**** ESTRATTO DELLA FONTE ****
APPELLO PER I VALORI AGLI EX-DC
Questo spazio può
ospitare i "contributi" esterni, su qualsiasi tema e da
qualsiasi provenienza. Stimolo per il dibattito, anche se a dire
il vero in provincia il dibattito non solo si é affievolito ma é
sparito quasi del tutto.
La nota inviata da Oliviero Barbetta, e
pubblicata in questa stessa sezione del giornale, rende
necessaria anche la pubblicazione della nota che segue, che
ovviamente ha carattere del tutto personale e non ha nulla a che
vedere con il giornale. Viene ospitata come se l'avesse inviata
altra persona.
La presente nota é stata inviata a Mario Pighetti, che in
conferenza-stampa ha presentato "la nuova DC", e a molte persone
che hanno rivestito incarichi importanti come DC.
Ho letto i resoconti della conferenza stampa nella quale avete
dato notizia della “rinascita” della D.C. dando seguito al
colloquio di tempo fa quando mi avevi chiesto notizie in
relazione a qualche contatto che avevi avuto anche in relazione
a contatti che avevo avuto io.
Ripeto ora, anche agli altri amici in indirizzo quanto ebbi a
dire in tale occasione, dal momento che tempo fa ero stato
interpellato. Ero andato a Roma, proprio a Piazza del Gesù –
risalendo lo scalone dell’antico Palazzo che avevo salito
innumeri volte con una certa emozione -, dove si trovava, e si
trova, la sede della “nuova D.C.” rimessa in piedi dal compianto
Flaminio Piccoli ed altri.
**** DATI REGISTRATI ****
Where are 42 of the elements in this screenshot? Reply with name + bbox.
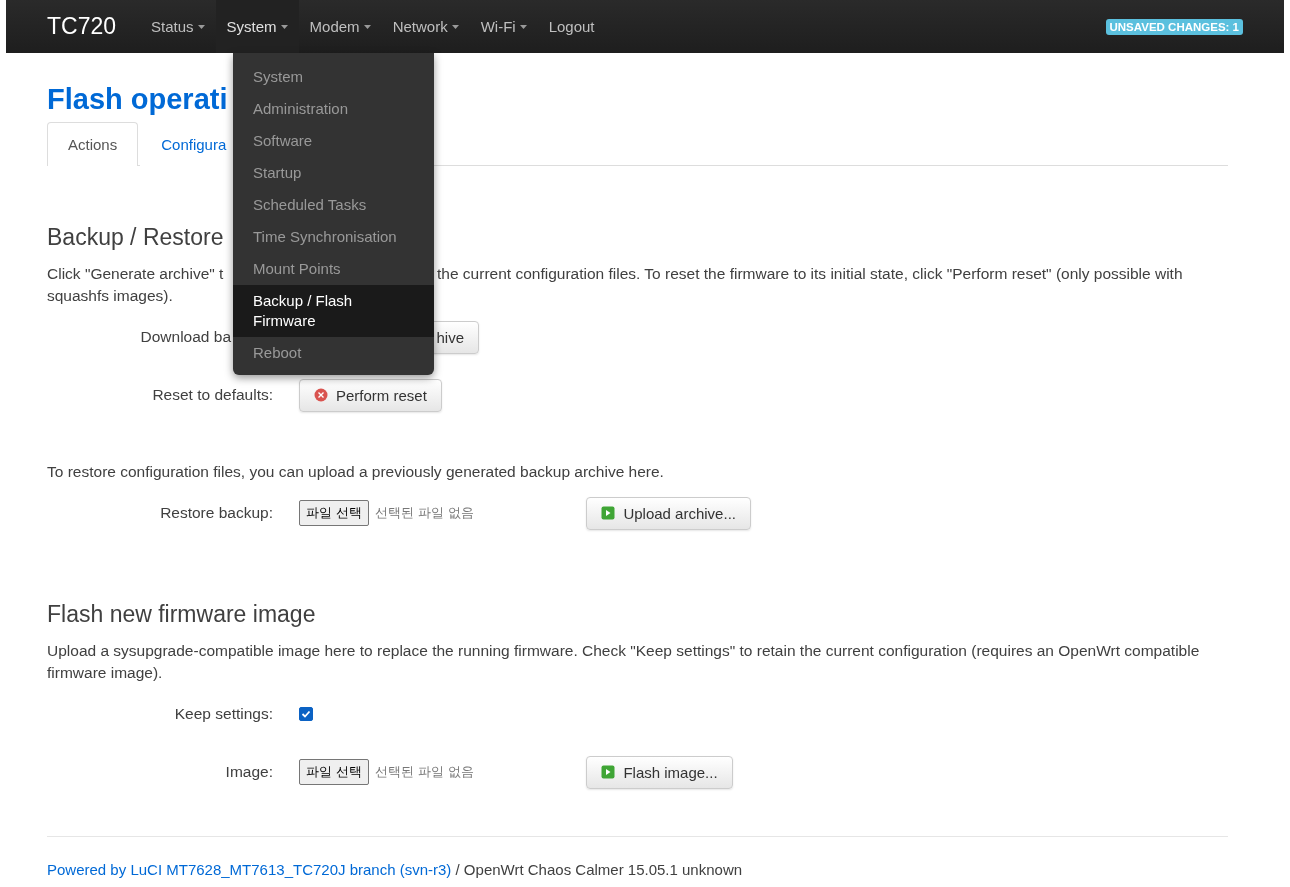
****
■ ISTRUZIONI: Come prosegue la nota sulla rinascita della DC? Continuala a partire dalla frase su Flaminio Piccoli, con cui si interrompe.

■ RISPOSTA:
In quella occasione mi era stata anche offerta la cooptazione in
Consiglio Nazionale, ma avevo declinato l’invito in quanto ormai
fuori dalla politica attiva. Nel declinare l’invito avevo però
detto in tale sede di che cosa c’era, e c’è ancora,
primariamente bisogno. Lo ripeto in sintesi.
Guardandomi intorno vedevo i democristiani di allora
sparpagliati in undici case diverse, anzi una parte in dieci
case politiche e un’altra parte, me compreso, a casa propria.
Avevo sostenuto allora e sostengo oggi che quanti erano nella
D.C.- o perlomeno quanti c’erano convintamene e non perché
ritenessero il Partito un tramway della linea per il potere -,
pur al suo interno con sensibilità e posizioni diverse, avevano
in comune alti valori ispiratori e la condivisione di una linea
risultata vincente. Il collettivismo marxista si è infatti
rivelato una illusione, il liberalismo che chiamavano avanzato
ha dovuto fare i conti con la domanda sociale. La dottrina
sociale cristiana si è rivelata la forma più compiuta di
organizzazione equa della società.
La società del benessere ha però affievolito i valori, la
cultura sembra, almeno in parte cospicua, dissolta, un
grandissimo Pontefice non basta ad arginare la crisi della
Chiesa, lenta ad interpretare le trasformazioni intervenute. La
politica ha pagato lo scotto maggiore con i Partiti, che
dovrebbero essere i pilastri della nostra democrazia
repubblicana, ridotti allo stato evanescente.. Il deficit di
politica è sentito da tutti, anche dallo stesso Partito di
maggioranza relativa che a un grande consenso elettorale non
riesce ad affiancare un’adeguata militanza con l’alimento
culturale e politico che questa, se attiva, produce, anche
dall’opposizione in cerca di una strada.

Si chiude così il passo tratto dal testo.